Written instruction - Copy out the listing in full, exactly as written, but not its pictures.

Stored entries

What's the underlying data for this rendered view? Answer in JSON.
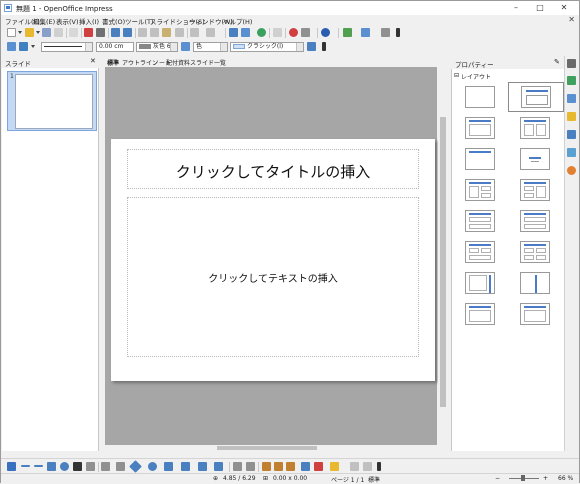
{
  "window": {
    "title": "無題 1 - OpenOffice Impress",
    "minimize": "–",
    "maximize": "□",
    "close": "✕"
  },
  "menu": [
    "ファイル(F)",
    "編集(E)",
    "表示(V)",
    "挿入(I)",
    "書式(O)",
    "ツール(T)",
    "スライドショー(S)",
    "ウィンドウ(W)",
    "ヘルプ(H)"
  ],
  "menu_close": "✕",
  "line_toolbar": {
    "width_value": "0.00 cm",
    "line_color": "灰色 6",
    "fill_color": "色",
    "style": "クラシック(l)"
  },
  "slides_pane": {
    "title": "スライド",
    "close": "✕",
    "slide_number": "1"
  },
  "view_tabs": [
    "標準",
    "アウトライン",
    "ノート",
    "配付資料",
    "スライド一覧"
  ],
  "slide": {
    "title_placeholder": "クリックしてタイトルの挿入",
    "text_placeholder": "クリックしてテキストの挿入"
  },
  "properties": {
    "title": "プロパティー",
    "tool": "✎",
    "section": "レイアウト",
    "collapse": "⊟"
  },
  "status": {
    "position": "4.85 / 6.29",
    "size": "0.00 x 0.00",
    "page": "ページ 1 / 1",
    "master": "標準",
    "zoom": "66 %",
    "zoom_level": 0.66
  },
  "colors": {
    "accent": "#3e7cc8",
    "layout_title_bar": "#4a7bc4",
    "canvas_bg": "#a6a6a6"
  }
}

Solution below -
What's the underlying data for this rendered view? Answer in JSON.
{
  "window": {
    "title": "無題 1 - OpenOffice Impress",
    "minimize": "–",
    "maximize": "□",
    "close": "✕"
  },
  "menu": [
    "ファイル(F)",
    "編集(E)",
    "表示(V)",
    "挿入(I)",
    "書式(O)",
    "ツール(T)",
    "スライドショー(S)",
    "ウィンドウ(W)",
    "ヘルプ(H)"
  ],
  "menu_close": "✕",
  "line_toolbar": {
    "width_value": "0.00 cm",
    "line_color": "灰色 6",
    "fill_color": "色",
    "style": "クラシック(l)"
  },
  "slides_pane": {
    "title": "スライド",
    "close": "✕",
    "slide_number": "1"
  },
  "view_tabs": [
    "標準",
    "アウトライン",
    "ノート",
    "配付資料",
    "スライド一覧"
  ],
  "slide": {
    "title_placeholder": "クリックしてタイトルの挿入",
    "text_placeholder": "クリックしてテキストの挿入"
  },
  "properties": {
    "title": "プロパティー",
    "tool": "✎",
    "section": "レイアウト",
    "collapse": "⊟"
  },
  "status": {
    "position": "4.85 / 6.29",
    "size": "0.00 x 0.00",
    "page": "ページ 1 / 1",
    "master": "標準",
    "zoom": "66 %",
    "zoom_level": 0.66
  },
  "colors": {
    "accent": "#3e7cc8",
    "layout_title_bar": "#4a7bc4",
    "canvas_bg": "#a6a6a6"
  }
}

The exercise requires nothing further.